▶ [Aim]:
Retype each entry below exactly as it stands.

◆ ◆ ◆ ◆

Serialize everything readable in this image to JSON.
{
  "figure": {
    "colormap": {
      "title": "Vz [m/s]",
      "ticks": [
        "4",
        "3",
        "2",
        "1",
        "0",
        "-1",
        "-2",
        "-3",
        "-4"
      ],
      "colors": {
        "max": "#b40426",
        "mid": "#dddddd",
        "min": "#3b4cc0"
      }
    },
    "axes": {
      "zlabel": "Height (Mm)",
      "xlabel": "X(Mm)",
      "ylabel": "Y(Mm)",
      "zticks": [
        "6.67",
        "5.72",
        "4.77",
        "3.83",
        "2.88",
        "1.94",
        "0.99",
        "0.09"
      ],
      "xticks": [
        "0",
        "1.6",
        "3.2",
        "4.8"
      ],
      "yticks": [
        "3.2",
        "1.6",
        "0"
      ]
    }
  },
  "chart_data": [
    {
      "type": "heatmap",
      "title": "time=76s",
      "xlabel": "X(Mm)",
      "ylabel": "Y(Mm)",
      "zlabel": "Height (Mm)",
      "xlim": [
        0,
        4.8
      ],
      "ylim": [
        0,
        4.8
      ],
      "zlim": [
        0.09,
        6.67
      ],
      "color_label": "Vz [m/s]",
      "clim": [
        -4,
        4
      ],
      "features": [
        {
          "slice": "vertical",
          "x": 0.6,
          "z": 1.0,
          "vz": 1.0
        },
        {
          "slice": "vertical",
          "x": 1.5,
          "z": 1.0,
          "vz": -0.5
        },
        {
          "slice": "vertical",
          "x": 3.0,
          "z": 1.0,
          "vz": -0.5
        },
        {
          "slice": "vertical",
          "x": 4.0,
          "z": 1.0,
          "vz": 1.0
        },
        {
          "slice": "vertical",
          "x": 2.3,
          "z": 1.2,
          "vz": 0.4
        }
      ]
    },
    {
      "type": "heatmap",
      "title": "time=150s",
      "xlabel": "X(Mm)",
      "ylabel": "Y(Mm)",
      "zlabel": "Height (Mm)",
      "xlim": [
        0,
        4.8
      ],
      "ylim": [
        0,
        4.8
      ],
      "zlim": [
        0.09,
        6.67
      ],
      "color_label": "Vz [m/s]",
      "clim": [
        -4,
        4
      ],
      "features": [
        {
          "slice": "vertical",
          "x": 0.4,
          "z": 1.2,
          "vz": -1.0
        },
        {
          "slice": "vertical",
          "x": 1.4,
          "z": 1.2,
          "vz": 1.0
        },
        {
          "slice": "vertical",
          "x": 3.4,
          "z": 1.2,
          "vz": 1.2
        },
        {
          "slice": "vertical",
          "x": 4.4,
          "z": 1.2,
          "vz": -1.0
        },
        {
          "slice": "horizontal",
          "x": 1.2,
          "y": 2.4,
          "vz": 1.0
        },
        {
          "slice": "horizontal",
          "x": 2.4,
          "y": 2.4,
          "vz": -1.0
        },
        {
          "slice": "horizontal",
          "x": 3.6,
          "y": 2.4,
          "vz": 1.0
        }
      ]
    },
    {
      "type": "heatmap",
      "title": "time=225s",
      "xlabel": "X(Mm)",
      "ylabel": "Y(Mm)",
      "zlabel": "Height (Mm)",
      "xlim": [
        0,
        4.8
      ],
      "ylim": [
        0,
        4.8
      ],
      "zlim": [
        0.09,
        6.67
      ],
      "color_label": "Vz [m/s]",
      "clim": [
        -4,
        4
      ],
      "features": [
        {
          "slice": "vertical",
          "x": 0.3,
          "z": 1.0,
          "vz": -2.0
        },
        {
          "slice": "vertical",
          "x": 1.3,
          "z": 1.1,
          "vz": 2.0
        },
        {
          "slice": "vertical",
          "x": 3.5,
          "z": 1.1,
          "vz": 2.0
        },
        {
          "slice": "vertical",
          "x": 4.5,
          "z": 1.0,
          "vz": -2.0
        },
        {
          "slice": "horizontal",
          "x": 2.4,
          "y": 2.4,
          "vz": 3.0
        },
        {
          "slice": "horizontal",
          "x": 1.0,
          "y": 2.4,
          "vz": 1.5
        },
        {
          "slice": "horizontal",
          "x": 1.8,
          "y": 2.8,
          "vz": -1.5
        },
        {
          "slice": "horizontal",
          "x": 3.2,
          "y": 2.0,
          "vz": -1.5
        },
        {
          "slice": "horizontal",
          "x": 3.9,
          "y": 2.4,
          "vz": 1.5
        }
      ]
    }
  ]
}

◆ ◆ ◆ ◆

▶ [Problem solution]:
Serialize everything readable in this image to JSON.
{
  "figure": {
    "colormap": {
      "title": "Vz [m/s]",
      "ticks": [
        "4",
        "3",
        "2",
        "1",
        "0",
        "-1",
        "-2",
        "-3",
        "-4"
      ],
      "colors": {
        "max": "#b40426",
        "mid": "#dddddd",
        "min": "#3b4cc0"
      }
    },
    "axes": {
      "zlabel": "Height (Mm)",
      "xlabel": "X(Mm)",
      "ylabel": "Y(Mm)",
      "zticks": [
        "6.67",
        "5.72",
        "4.77",
        "3.83",
        "2.88",
        "1.94",
        "0.99",
        "0.09"
      ],
      "xticks": [
        "0",
        "1.6",
        "3.2",
        "4.8"
      ],
      "yticks": [
        "3.2",
        "1.6",
        "0"
      ]
    }
  },
  "chart_data": [
    {
      "type": "heatmap",
      "title": "time=76s",
      "xlabel": "X(Mm)",
      "ylabel": "Y(Mm)",
      "zlabel": "Height (Mm)",
      "xlim": [
        0,
        4.8
      ],
      "ylim": [
        0,
        4.8
      ],
      "zlim": [
        0.09,
        6.67
      ],
      "color_label": "Vz [m/s]",
      "clim": [
        -4,
        4
      ],
      "features": [
        {
          "slice": "vertical",
          "x": 0.6,
          "z": 1.0,
          "vz": 1.0
        },
        {
          "slice": "vertical",
          "x": 1.5,
          "z": 1.0,
          "vz": -0.5
        },
        {
          "slice": "vertical",
          "x": 3.0,
          "z": 1.0,
          "vz": -0.5
        },
        {
          "slice": "vertical",
          "x": 4.0,
          "z": 1.0,
          "vz": 1.0
        },
        {
          "slice": "vertical",
          "x": 2.3,
          "z": 1.2,
          "vz": 0.4
        }
      ]
    },
    {
      "type": "heatmap",
      "title": "time=150s",
      "xlabel": "X(Mm)",
      "ylabel": "Y(Mm)",
      "zlabel": "Height (Mm)",
      "xlim": [
        0,
        4.8
      ],
      "ylim": [
        0,
        4.8
      ],
      "zlim": [
        0.09,
        6.67
      ],
      "color_label": "Vz [m/s]",
      "clim": [
        -4,
        4
      ],
      "features": [
        {
          "slice": "vertical",
          "x": 0.4,
          "z": 1.2,
          "vz": -1.0
        },
        {
          "slice": "vertical",
          "x": 1.4,
          "z": 1.2,
          "vz": 1.0
        },
        {
          "slice": "vertical",
          "x": 3.4,
          "z": 1.2,
          "vz": 1.2
        },
        {
          "slice": "vertical",
          "x": 4.4,
          "z": 1.2,
          "vz": -1.0
        },
        {
          "slice": "horizontal",
          "x": 1.2,
          "y": 2.4,
          "vz": 1.0
        },
        {
          "slice": "horizontal",
          "x": 2.4,
          "y": 2.4,
          "vz": -1.0
        },
        {
          "slice": "horizontal",
          "x": 3.6,
          "y": 2.4,
          "vz": 1.0
        }
      ]
    },
    {
      "type": "heatmap",
      "title": "time=225s",
      "xlabel": "X(Mm)",
      "ylabel": "Y(Mm)",
      "zlabel": "Height (Mm)",
      "xlim": [
        0,
        4.8
      ],
      "ylim": [
        0,
        4.8
      ],
      "zlim": [
        0.09,
        6.67
      ],
      "color_label": "Vz [m/s]",
      "clim": [
        -4,
        4
      ],
      "features": [
        {
          "slice": "vertical",
          "x": 0.3,
          "z": 1.0,
          "vz": -2.0
        },
        {
          "slice": "vertical",
          "x": 1.3,
          "z": 1.1,
          "vz": 2.0
        },
        {
          "slice": "vertical",
          "x": 3.5,
          "z": 1.1,
          "vz": 2.0
        },
        {
          "slice": "vertical",
          "x": 4.5,
          "z": 1.0,
          "vz": -2.0
        },
        {
          "slice": "horizontal",
          "x": 2.4,
          "y": 2.4,
          "vz": 3.0
        },
        {
          "slice": "horizontal",
          "x": 1.0,
          "y": 2.4,
          "vz": 1.5
        },
        {
          "slice": "horizontal",
          "x": 1.8,
          "y": 2.8,
          "vz": -1.5
        },
        {
          "slice": "horizontal",
          "x": 3.2,
          "y": 2.0,
          "vz": -1.5
        },
        {
          "slice": "horizontal",
          "x": 3.9,
          "y": 2.4,
          "vz": 1.5
        }
      ]
    }
  ]
}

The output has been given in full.